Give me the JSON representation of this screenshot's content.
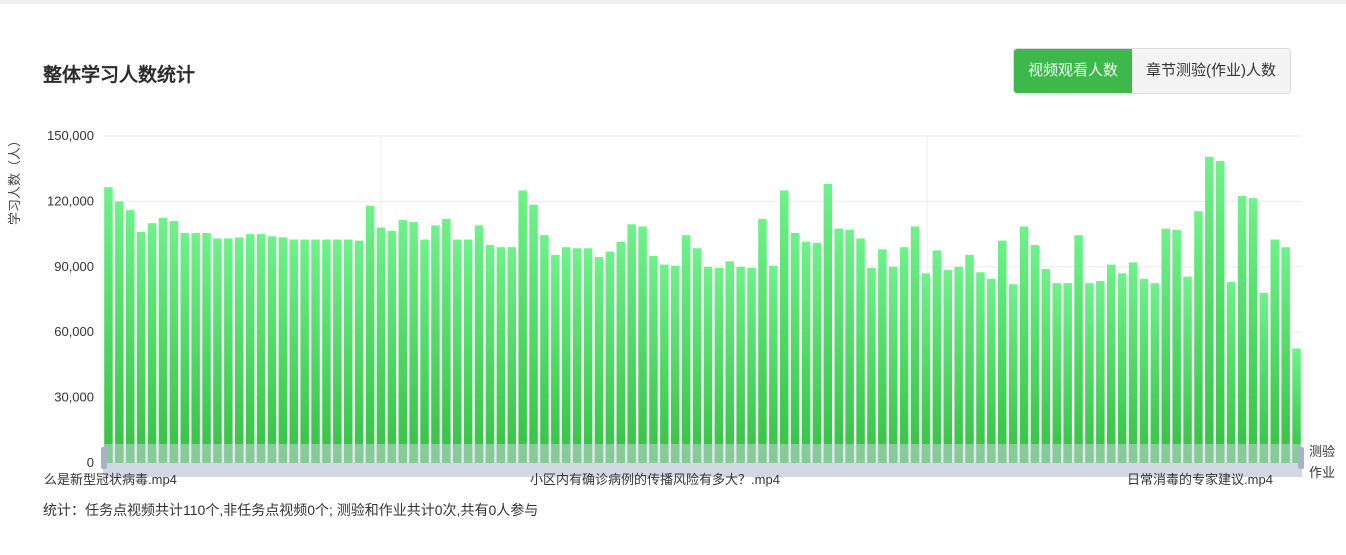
{
  "header": {
    "title": "整体学习人数统计",
    "tabs": [
      {
        "label": "视频观看人数",
        "active": true
      },
      {
        "label": "章节测验(作业)人数",
        "active": false
      }
    ]
  },
  "legend_side": {
    "top": "测验",
    "bottom": "作业"
  },
  "footer": {
    "summary": "统计：任务点视频共计110个,非任务点视频0个; 测验和作业共计0次,共有0人参与"
  },
  "colors": {
    "bar_top": "#6ef28a",
    "bar_bottom": "#35c043",
    "accent": "#3cb94a",
    "slider": "#c9d1dc"
  },
  "chart_data": {
    "type": "bar",
    "title": "",
    "ylabel": "学习人数（人）",
    "ylim": [
      0,
      150000
    ],
    "yticks": [
      "0",
      "30,000",
      "60,000",
      "90,000",
      "120,000",
      "150,000"
    ],
    "ytick_values": [
      0,
      30000,
      60000,
      90000,
      120000,
      150000
    ],
    "visible_category_labels": [
      "么是新型冠状病毒.mp4",
      "小区内有确诊病例的传播风险有多大？.mp4",
      "日常消毒的专家建议.mp4"
    ],
    "grid": true,
    "series": [
      {
        "values": [
          126500,
          120000,
          116000,
          106000,
          110000,
          112500,
          111000,
          105500,
          105500,
          105500,
          103000,
          103000,
          103500,
          105000,
          105000,
          104000,
          103500,
          102500,
          102500,
          102500,
          102500,
          102500,
          102500,
          102000,
          118000,
          108000,
          106500,
          111500,
          110500,
          102500,
          109000,
          112000,
          102500,
          102500,
          109000,
          100000,
          99000,
          99000,
          125000,
          118500,
          104500,
          95500,
          99000,
          98500,
          98500,
          94500,
          97000,
          101500,
          109500,
          108500,
          95000,
          91000,
          90500,
          104500,
          98500,
          90000,
          89500,
          92500,
          90000,
          89500,
          112000,
          90500,
          125000,
          105500,
          101500,
          101000,
          128000,
          107500,
          107000,
          103000,
          89500,
          98000,
          90000,
          99000,
          108500,
          87000,
          97500,
          88500,
          90000,
          95500,
          87500,
          84500,
          102000,
          82000,
          108500,
          100000,
          89000,
          82500,
          82500,
          104500,
          82500,
          83500,
          91000,
          87000,
          92000,
          84500,
          82500,
          107500,
          107000,
          85500,
          115500,
          140500,
          138500,
          83000,
          122500,
          121500,
          78000,
          102500,
          99000,
          52500
        ]
      }
    ]
  }
}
···
Transcribe the records above verbatim. Do not carry over any picture.

- In response -
Give me the JSON representation of this screenshot's content.
{
  "header": {
    "title": "整体学习人数统计",
    "tabs": [
      {
        "label": "视频观看人数",
        "active": true
      },
      {
        "label": "章节测验(作业)人数",
        "active": false
      }
    ]
  },
  "legend_side": {
    "top": "测验",
    "bottom": "作业"
  },
  "footer": {
    "summary": "统计：任务点视频共计110个,非任务点视频0个; 测验和作业共计0次,共有0人参与"
  },
  "colors": {
    "bar_top": "#6ef28a",
    "bar_bottom": "#35c043",
    "accent": "#3cb94a",
    "slider": "#c9d1dc"
  },
  "chart_data": {
    "type": "bar",
    "title": "",
    "ylabel": "学习人数（人）",
    "ylim": [
      0,
      150000
    ],
    "yticks": [
      "0",
      "30,000",
      "60,000",
      "90,000",
      "120,000",
      "150,000"
    ],
    "ytick_values": [
      0,
      30000,
      60000,
      90000,
      120000,
      150000
    ],
    "visible_category_labels": [
      "么是新型冠状病毒.mp4",
      "小区内有确诊病例的传播风险有多大？.mp4",
      "日常消毒的专家建议.mp4"
    ],
    "grid": true,
    "series": [
      {
        "values": [
          126500,
          120000,
          116000,
          106000,
          110000,
          112500,
          111000,
          105500,
          105500,
          105500,
          103000,
          103000,
          103500,
          105000,
          105000,
          104000,
          103500,
          102500,
          102500,
          102500,
          102500,
          102500,
          102500,
          102000,
          118000,
          108000,
          106500,
          111500,
          110500,
          102500,
          109000,
          112000,
          102500,
          102500,
          109000,
          100000,
          99000,
          99000,
          125000,
          118500,
          104500,
          95500,
          99000,
          98500,
          98500,
          94500,
          97000,
          101500,
          109500,
          108500,
          95000,
          91000,
          90500,
          104500,
          98500,
          90000,
          89500,
          92500,
          90000,
          89500,
          112000,
          90500,
          125000,
          105500,
          101500,
          101000,
          128000,
          107500,
          107000,
          103000,
          89500,
          98000,
          90000,
          99000,
          108500,
          87000,
          97500,
          88500,
          90000,
          95500,
          87500,
          84500,
          102000,
          82000,
          108500,
          100000,
          89000,
          82500,
          82500,
          104500,
          82500,
          83500,
          91000,
          87000,
          92000,
          84500,
          82500,
          107500,
          107000,
          85500,
          115500,
          140500,
          138500,
          83000,
          122500,
          121500,
          78000,
          102500,
          99000,
          52500
        ]
      }
    ]
  }
}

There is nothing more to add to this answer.